--- Start DATA PROVIDED ---
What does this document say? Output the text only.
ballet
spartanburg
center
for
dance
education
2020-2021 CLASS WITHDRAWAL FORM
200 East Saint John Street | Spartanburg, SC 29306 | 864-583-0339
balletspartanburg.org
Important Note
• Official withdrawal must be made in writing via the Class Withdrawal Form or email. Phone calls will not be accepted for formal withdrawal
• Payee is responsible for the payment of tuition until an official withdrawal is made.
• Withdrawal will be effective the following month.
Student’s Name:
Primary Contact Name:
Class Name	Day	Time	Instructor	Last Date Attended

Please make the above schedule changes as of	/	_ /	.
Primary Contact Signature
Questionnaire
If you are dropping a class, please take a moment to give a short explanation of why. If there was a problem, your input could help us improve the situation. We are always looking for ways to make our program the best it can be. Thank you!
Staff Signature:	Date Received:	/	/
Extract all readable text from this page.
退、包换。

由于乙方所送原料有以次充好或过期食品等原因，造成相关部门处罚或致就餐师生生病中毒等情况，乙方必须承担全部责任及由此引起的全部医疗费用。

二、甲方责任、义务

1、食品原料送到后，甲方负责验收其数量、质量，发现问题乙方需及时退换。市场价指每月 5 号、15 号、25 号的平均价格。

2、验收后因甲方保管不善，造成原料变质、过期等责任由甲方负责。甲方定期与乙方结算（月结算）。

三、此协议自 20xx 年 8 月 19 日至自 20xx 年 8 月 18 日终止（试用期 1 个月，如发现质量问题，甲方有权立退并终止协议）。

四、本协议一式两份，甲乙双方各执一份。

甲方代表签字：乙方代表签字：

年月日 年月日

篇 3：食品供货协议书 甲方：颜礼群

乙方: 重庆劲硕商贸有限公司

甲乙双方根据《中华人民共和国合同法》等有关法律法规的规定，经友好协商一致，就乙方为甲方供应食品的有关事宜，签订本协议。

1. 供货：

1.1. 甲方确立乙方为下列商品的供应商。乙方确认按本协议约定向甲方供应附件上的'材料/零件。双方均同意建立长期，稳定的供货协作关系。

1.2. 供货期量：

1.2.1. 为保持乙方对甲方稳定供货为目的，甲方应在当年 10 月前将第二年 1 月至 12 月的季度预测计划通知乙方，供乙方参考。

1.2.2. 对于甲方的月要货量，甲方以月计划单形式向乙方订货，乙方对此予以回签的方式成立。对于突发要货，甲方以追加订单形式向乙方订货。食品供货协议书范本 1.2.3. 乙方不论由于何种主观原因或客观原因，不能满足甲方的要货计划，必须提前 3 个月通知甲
--- End DATA PROVIDED ---
TASK INSTRUCTIONS -> Type out the entries again, word for word.

TASK RESULT ->
What does this document say? Output the text only.
ballet
spartanburg
center
for
dance
education
2020-2021 CLASS WITHDRAWAL FORM
200 East Saint John Street | Spartanburg, SC 29306 | 864-583-0339
balletspartanburg.org
Important Note
• Official withdrawal must be made in writing via the Class Withdrawal Form or email. Phone calls will not be accepted for formal withdrawal
• Payee is responsible for the payment of tuition until an official withdrawal is made.
• Withdrawal will be effective the following month.
Student’s Name:
Primary Contact Name:
Class Name	Day	Time	Instructor	Last Date Attended

Please make the above schedule changes as of	/	_ /	.
Primary Contact Signature
Questionnaire
If you are dropping a class, please take a moment to give a short explanation of why. If there was a problem, your input could help us improve the situation. We are always looking for ways to make our program the best it can be. Thank you!
Staff Signature:	Date Received:	/	/
Extract all readable text from this page.
退、包换。

由于乙方所送原料有以次充好或过期食品等原因，造成相关部门处罚或致就餐师生生病中毒等情况，乙方必须承担全部责任及由此引起的全部医疗费用。

二、甲方责任、义务

1、食品原料送到后，甲方负责验收其数量、质量，发现问题乙方需及时退换。市场价指每月 5 号、15 号、25 号的平均价格。

2、验收后因甲方保管不善，造成原料变质、过期等责任由甲方负责。甲方定期与乙方结算（月结算）。

三、此协议自 20xx 年 8 月 19 日至自 20xx 年 8 月 18 日终止（试用期 1 个月，如发现质量问题，甲方有权立退并终止协议）。

四、本协议一式两份，甲乙双方各执一份。

甲方代表签字：乙方代表签字：

年月日 年月日

篇 3：食品供货协议书 甲方：颜礼群

乙方: 重庆劲硕商贸有限公司

甲乙双方根据《中华人民共和国合同法》等有关法律法规的规定，经友好协商一致，就乙方为甲方供应食品的有关事宜，签订本协议。

1. 供货：

1.1. 甲方确立乙方为下列商品的供应商。乙方确认按本协议约定向甲方供应附件上的'材料/零件。双方均同意建立长期，稳定的供货协作关系。

1.2. 供货期量：

1.2.1. 为保持乙方对甲方稳定供货为目的，甲方应在当年 10 月前将第二年 1 月至 12 月的季度预测计划通知乙方，供乙方参考。

1.2.2. 对于甲方的月要货量，甲方以月计划单形式向乙方订货，乙方对此予以回签的方式成立。对于突发要货，甲方以追加订单形式向乙方订货。食品供货协议书范本 1.2.3. 乙方不论由于何种主观原因或客观原因，不能满足甲方的要货计划，必须提前 3 个月通知甲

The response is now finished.